***** The records *****

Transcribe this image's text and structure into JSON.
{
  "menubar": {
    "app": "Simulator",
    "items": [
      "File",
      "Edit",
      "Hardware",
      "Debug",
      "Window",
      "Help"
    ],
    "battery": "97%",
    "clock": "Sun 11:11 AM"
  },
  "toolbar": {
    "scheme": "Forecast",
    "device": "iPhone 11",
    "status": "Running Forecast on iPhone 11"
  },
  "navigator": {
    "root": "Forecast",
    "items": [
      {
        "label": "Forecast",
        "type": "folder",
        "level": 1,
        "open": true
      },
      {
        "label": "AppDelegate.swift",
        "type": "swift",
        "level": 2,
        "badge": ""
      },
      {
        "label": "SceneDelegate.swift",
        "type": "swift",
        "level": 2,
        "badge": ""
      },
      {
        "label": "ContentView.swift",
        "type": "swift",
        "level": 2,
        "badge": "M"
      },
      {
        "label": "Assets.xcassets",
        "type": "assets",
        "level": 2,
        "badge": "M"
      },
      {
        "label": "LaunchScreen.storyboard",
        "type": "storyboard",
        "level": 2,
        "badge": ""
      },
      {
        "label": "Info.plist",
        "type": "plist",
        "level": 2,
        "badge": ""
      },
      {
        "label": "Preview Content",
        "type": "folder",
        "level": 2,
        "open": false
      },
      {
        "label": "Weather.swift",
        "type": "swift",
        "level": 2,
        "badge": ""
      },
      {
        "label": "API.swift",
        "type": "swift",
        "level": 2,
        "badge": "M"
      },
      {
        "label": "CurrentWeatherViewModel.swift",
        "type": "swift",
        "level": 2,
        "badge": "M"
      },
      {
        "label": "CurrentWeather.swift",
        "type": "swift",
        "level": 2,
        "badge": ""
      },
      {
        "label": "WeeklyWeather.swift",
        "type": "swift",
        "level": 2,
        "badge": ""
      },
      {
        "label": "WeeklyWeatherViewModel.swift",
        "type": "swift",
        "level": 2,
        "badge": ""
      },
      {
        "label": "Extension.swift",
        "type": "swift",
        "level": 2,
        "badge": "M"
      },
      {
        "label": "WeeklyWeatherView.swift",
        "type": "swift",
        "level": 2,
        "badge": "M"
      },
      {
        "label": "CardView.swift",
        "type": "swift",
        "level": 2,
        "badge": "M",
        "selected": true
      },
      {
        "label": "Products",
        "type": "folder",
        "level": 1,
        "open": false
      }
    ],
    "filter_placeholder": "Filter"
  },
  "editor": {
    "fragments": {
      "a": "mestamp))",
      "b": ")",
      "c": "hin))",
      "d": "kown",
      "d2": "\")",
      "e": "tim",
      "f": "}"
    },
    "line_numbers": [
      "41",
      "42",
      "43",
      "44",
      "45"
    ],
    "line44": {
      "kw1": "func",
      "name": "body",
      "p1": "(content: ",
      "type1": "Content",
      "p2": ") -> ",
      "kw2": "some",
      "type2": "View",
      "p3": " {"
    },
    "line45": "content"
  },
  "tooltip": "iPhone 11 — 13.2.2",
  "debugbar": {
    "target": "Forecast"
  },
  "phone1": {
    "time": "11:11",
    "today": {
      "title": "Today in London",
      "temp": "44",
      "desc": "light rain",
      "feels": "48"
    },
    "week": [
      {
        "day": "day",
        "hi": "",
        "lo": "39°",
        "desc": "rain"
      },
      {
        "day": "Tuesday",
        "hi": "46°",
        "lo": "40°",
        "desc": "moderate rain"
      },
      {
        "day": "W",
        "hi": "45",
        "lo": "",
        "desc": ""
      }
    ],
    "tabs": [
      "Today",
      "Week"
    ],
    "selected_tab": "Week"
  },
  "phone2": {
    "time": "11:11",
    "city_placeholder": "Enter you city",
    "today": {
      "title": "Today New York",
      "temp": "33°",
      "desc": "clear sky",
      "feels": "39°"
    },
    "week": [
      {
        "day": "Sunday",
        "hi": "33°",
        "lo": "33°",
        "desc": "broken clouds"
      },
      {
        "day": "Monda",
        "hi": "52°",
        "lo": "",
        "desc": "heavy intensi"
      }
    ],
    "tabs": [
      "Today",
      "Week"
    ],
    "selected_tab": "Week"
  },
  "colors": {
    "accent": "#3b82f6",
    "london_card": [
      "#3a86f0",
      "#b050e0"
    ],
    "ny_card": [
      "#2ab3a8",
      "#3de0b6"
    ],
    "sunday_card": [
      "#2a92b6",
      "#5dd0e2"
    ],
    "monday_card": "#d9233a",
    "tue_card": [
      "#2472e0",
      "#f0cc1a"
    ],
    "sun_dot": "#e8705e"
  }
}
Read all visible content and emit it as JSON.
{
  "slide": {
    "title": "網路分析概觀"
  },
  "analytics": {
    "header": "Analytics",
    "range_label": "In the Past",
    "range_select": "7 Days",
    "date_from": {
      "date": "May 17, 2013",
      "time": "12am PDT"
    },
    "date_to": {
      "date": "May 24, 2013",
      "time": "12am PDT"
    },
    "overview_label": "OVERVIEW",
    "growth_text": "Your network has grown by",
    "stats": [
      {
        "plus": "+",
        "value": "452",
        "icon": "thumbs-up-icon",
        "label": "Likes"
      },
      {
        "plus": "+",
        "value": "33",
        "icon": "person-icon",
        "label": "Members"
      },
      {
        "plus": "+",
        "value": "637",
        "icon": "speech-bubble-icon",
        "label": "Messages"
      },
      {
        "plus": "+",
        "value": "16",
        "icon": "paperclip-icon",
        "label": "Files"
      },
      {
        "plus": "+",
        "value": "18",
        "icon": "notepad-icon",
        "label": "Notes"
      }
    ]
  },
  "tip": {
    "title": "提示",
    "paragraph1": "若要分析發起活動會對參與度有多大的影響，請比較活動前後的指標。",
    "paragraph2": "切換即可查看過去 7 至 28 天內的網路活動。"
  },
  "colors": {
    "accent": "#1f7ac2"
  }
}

*****

**Request**
Set all of the entries down again, exactly as they were given.

**Full solution**
Transcribe this image's text and structure into JSON.
{
  "menubar": {
    "app": "Simulator",
    "items": [
      "File",
      "Edit",
      "Hardware",
      "Debug",
      "Window",
      "Help"
    ],
    "battery": "97%",
    "clock": "Sun 11:11 AM"
  },
  "toolbar": {
    "scheme": "Forecast",
    "device": "iPhone 11",
    "status": "Running Forecast on iPhone 11"
  },
  "navigator": {
    "root": "Forecast",
    "items": [
      {
        "label": "Forecast",
        "type": "folder",
        "level": 1,
        "open": true
      },
      {
        "label": "AppDelegate.swift",
        "type": "swift",
        "level": 2,
        "badge": ""
      },
      {
        "label": "SceneDelegate.swift",
        "type": "swift",
        "level": 2,
        "badge": ""
      },
      {
        "label": "ContentView.swift",
        "type": "swift",
        "level": 2,
        "badge": "M"
      },
      {
        "label": "Assets.xcassets",
        "type": "assets",
        "level": 2,
        "badge": "M"
      },
      {
        "label": "LaunchScreen.storyboard",
        "type": "storyboard",
        "level": 2,
        "badge": ""
      },
      {
        "label": "Info.plist",
        "type": "plist",
        "level": 2,
        "badge": ""
      },
      {
        "label": "Preview Content",
        "type": "folder",
        "level": 2,
        "open": false
      },
      {
        "label": "Weather.swift",
        "type": "swift",
        "level": 2,
        "badge": ""
      },
      {
        "label": "API.swift",
        "type": "swift",
        "level": 2,
        "badge": "M"
      },
      {
        "label": "CurrentWeatherViewModel.swift",
        "type": "swift",
        "level": 2,
        "badge": "M"
      },
      {
        "label": "CurrentWeather.swift",
        "type": "swift",
        "level": 2,
        "badge": ""
      },
      {
        "label": "WeeklyWeather.swift",
        "type": "swift",
        "level": 2,
        "badge": ""
      },
      {
        "label": "WeeklyWeatherViewModel.swift",
        "type": "swift",
        "level": 2,
        "badge": ""
      },
      {
        "label": "Extension.swift",
        "type": "swift",
        "level": 2,
        "badge": "M"
      },
      {
        "label": "WeeklyWeatherView.swift",
        "type": "swift",
        "level": 2,
        "badge": "M"
      },
      {
        "label": "CardView.swift",
        "type": "swift",
        "level": 2,
        "badge": "M",
        "selected": true
      },
      {
        "label": "Products",
        "type": "folder",
        "level": 1,
        "open": false
      }
    ],
    "filter_placeholder": "Filter"
  },
  "editor": {
    "fragments": {
      "a": "mestamp))",
      "b": ")",
      "c": "hin))",
      "d": "kown",
      "d2": "\")",
      "e": "tim",
      "f": "}"
    },
    "line_numbers": [
      "41",
      "42",
      "43",
      "44",
      "45"
    ],
    "line44": {
      "kw1": "func",
      "name": "body",
      "p1": "(content: ",
      "type1": "Content",
      "p2": ") -> ",
      "kw2": "some",
      "type2": "View",
      "p3": " {"
    },
    "line45": "content"
  },
  "tooltip": "iPhone 11 — 13.2.2",
  "debugbar": {
    "target": "Forecast"
  },
  "phone1": {
    "time": "11:11",
    "today": {
      "title": "Today in London",
      "temp": "44",
      "desc": "light rain",
      "feels": "48"
    },
    "week": [
      {
        "day": "day",
        "hi": "",
        "lo": "39°",
        "desc": "rain"
      },
      {
        "day": "Tuesday",
        "hi": "46°",
        "lo": "40°",
        "desc": "moderate rain"
      },
      {
        "day": "W",
        "hi": "45",
        "lo": "",
        "desc": ""
      }
    ],
    "tabs": [
      "Today",
      "Week"
    ],
    "selected_tab": "Week"
  },
  "phone2": {
    "time": "11:11",
    "city_placeholder": "Enter you city",
    "today": {
      "title": "Today New York",
      "temp": "33°",
      "desc": "clear sky",
      "feels": "39°"
    },
    "week": [
      {
        "day": "Sunday",
        "hi": "33°",
        "lo": "33°",
        "desc": "broken clouds"
      },
      {
        "day": "Monda",
        "hi": "52°",
        "lo": "",
        "desc": "heavy intensi"
      }
    ],
    "tabs": [
      "Today",
      "Week"
    ],
    "selected_tab": "Week"
  },
  "colors": {
    "accent": "#3b82f6",
    "london_card": [
      "#3a86f0",
      "#b050e0"
    ],
    "ny_card": [
      "#2ab3a8",
      "#3de0b6"
    ],
    "sunday_card": [
      "#2a92b6",
      "#5dd0e2"
    ],
    "monday_card": "#d9233a",
    "tue_card": [
      "#2472e0",
      "#f0cc1a"
    ],
    "sun_dot": "#e8705e"
  }
}
Read all visible content and emit it as JSON.
{
  "slide": {
    "title": "網路分析概觀"
  },
  "analytics": {
    "header": "Analytics",
    "range_label": "In the Past",
    "range_select": "7 Days",
    "date_from": {
      "date": "May 17, 2013",
      "time": "12am PDT"
    },
    "date_to": {
      "date": "May 24, 2013",
      "time": "12am PDT"
    },
    "overview_label": "OVERVIEW",
    "growth_text": "Your network has grown by",
    "stats": [
      {
        "plus": "+",
        "value": "452",
        "icon": "thumbs-up-icon",
        "label": "Likes"
      },
      {
        "plus": "+",
        "value": "33",
        "icon": "person-icon",
        "label": "Members"
      },
      {
        "plus": "+",
        "value": "637",
        "icon": "speech-bubble-icon",
        "label": "Messages"
      },
      {
        "plus": "+",
        "value": "16",
        "icon": "paperclip-icon",
        "label": "Files"
      },
      {
        "plus": "+",
        "value": "18",
        "icon": "notepad-icon",
        "label": "Notes"
      }
    ]
  },
  "tip": {
    "title": "提示",
    "paragraph1": "若要分析發起活動會對參與度有多大的影響，請比較活動前後的指標。",
    "paragraph2": "切換即可查看過去 7 至 28 天內的網路活動。"
  },
  "colors": {
    "accent": "#1f7ac2"
  }
}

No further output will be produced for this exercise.